#### PROMPT A
Rewrite the Data records as a JSON list of strings, one string per line and no blank lines, covering only the lines from the start of the records through the line holding "series-line-fvadam (68, 203, 1737, 833)", inclusive.

#### DOCUMENT SECTION

Maybe it depends on how you define “cheating.” Is sex the line not to cross? Or is it simply doing anything you wouldn’t do in front of your man? In case of the latter, I cheated.
They were “only” kisses, but any intimacy not with the hubs isn’t an “only.” And, what’s worse, I enjoyed those kisses – not really just the physical, though that was there too. I enjoyed the intimate act of kissing this man, because he allowed me to contemplate and experience if the grass was greener.
It felt greener, and smoother, and softer, and lusher. I came “this” close to moving beyond the kisses. That was the day in the hotel room. I purposely met him when I was between appointments – I knew giving myself an unlimited amount of time with him would not lend itself to providing an excuse for me to leave.
So I guess even then, I knew what I wasn’t going to do, that I wouldn’t sleep with him.
Hubs and I talked – way back when – about the what-ifs of fidelity. His answer: if it’s once, don’t tell me. You take that secret to the grave and let it eat you alive. At the time, I think I expressed the opposite answer – tell me, so I know what’s happening when I’m not around. Now, I don’t know if I agree with his answer because it allows me to keep from confessing to this dirty, little secret, or if I agree because it’s a mistake that doesn’t bear being shared and potentially bringing down a house – especially if it happened once, especially if it’s “just” a kiss.

#### PROMPT B
In the piece about cheating, what did the writer's husband say to do if it happens once?

Data records:
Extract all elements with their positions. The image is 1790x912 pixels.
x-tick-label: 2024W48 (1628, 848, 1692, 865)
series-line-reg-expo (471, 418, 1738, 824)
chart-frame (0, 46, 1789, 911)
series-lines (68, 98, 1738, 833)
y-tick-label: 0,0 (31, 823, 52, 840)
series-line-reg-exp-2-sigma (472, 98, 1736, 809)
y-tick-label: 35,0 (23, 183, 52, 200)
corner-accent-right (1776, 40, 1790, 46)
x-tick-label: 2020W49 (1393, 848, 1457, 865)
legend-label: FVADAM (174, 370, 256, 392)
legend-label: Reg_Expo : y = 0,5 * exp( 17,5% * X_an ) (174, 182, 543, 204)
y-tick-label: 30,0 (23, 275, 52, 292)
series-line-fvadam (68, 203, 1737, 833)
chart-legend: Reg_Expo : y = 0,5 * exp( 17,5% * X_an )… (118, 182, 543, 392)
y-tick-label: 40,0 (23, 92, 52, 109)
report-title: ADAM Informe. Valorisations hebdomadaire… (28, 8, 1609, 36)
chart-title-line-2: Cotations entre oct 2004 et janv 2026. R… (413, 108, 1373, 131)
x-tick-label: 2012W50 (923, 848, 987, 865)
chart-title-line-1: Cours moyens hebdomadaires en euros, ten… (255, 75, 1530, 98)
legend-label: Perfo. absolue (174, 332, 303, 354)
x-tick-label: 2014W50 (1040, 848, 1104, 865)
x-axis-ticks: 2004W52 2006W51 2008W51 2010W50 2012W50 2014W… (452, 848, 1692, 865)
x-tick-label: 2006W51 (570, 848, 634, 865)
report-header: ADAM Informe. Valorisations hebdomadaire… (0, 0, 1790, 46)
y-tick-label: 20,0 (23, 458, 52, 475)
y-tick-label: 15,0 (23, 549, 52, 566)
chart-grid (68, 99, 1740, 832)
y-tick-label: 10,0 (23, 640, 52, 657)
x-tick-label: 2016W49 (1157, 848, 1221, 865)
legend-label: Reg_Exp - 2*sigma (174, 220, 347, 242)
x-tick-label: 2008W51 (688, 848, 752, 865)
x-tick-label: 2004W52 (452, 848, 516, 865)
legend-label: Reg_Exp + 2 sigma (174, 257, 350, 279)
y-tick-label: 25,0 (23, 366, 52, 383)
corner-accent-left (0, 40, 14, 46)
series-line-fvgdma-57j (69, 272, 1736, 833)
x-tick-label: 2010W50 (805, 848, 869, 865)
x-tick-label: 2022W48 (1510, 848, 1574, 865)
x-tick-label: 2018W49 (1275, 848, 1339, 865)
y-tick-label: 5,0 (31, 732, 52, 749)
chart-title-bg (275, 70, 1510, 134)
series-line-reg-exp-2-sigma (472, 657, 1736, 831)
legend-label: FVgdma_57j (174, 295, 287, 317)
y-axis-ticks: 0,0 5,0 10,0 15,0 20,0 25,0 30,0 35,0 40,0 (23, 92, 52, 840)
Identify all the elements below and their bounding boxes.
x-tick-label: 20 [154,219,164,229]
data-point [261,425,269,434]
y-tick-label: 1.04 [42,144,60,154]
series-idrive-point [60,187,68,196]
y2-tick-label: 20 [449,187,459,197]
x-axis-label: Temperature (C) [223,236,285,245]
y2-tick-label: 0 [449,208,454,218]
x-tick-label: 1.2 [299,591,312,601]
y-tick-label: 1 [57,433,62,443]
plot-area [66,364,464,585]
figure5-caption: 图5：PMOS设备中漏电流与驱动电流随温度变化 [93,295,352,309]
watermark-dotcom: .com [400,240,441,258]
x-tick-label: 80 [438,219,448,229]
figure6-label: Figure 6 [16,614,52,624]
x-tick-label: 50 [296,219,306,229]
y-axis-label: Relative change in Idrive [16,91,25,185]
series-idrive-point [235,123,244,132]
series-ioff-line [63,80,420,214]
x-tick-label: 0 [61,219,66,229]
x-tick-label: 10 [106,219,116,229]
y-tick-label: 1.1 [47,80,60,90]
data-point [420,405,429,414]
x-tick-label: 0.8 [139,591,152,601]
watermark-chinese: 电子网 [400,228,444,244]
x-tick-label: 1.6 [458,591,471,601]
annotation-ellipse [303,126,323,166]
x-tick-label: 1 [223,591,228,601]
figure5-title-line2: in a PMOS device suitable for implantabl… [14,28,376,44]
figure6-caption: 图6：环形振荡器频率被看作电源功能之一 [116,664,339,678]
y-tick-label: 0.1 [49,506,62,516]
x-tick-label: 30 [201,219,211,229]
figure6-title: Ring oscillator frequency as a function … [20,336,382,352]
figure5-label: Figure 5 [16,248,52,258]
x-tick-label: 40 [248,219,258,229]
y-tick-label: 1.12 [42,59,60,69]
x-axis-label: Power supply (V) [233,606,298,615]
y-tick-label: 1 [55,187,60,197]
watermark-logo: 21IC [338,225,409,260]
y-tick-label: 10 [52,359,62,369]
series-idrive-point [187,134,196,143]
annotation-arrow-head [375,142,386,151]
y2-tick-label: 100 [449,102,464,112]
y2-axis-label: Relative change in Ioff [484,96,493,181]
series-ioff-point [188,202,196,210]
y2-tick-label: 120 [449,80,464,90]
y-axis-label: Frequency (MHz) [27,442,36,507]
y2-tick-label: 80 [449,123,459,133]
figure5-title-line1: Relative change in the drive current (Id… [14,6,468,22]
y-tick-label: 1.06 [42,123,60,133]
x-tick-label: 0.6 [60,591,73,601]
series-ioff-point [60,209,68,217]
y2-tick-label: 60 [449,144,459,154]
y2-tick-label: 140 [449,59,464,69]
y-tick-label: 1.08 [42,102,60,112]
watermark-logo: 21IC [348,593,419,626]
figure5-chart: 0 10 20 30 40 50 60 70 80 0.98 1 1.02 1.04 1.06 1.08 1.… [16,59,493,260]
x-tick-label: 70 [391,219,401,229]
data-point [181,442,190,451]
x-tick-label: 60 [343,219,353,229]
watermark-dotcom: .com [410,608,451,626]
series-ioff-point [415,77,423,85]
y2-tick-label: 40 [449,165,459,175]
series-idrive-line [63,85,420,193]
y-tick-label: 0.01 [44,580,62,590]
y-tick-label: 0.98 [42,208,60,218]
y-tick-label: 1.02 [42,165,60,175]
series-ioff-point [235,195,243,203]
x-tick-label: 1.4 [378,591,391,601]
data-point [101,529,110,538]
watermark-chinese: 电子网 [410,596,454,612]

#### COMPLETE OUTPUT A
[
  "Extract all elements with their positions. The image is 1790x912 pixels.",
  "x-tick-label: 2024W48 (1628, 848, 1692, 865)",
  "series-line-reg-expo (471, 418, 1738, 824)",
  "chart-frame (0, 46, 1789, 911)",
  "series-lines (68, 98, 1738, 833)",
  "y-tick-label: 0,0 (31, 823, 52, 840)",
  "series-line-reg-exp-2-sigma (472, 98, 1736, 809)",
  "y-tick-label: 35,0 (23, 183, 52, 200)",
  "corner-accent-right (1776, 40, 1790, 46)",
  "x-tick-label: 2020W49 (1393, 848, 1457, 865)",
  "legend-label: FVADAM (174, 370, 256, 392)",
  "legend-label: Reg_Expo : y = 0,5 * exp( 17,5% * X_an ) (174, 182, 543, 204)",
  "y-tick-label: 30,0 (23, 275, 52, 292)",
  "series-line-fvadam (68, 203, 1737, 833)"
]

#### COMPLETE OUTPUT B
Don't tell him; take that secret to the grave and let it eat you alive.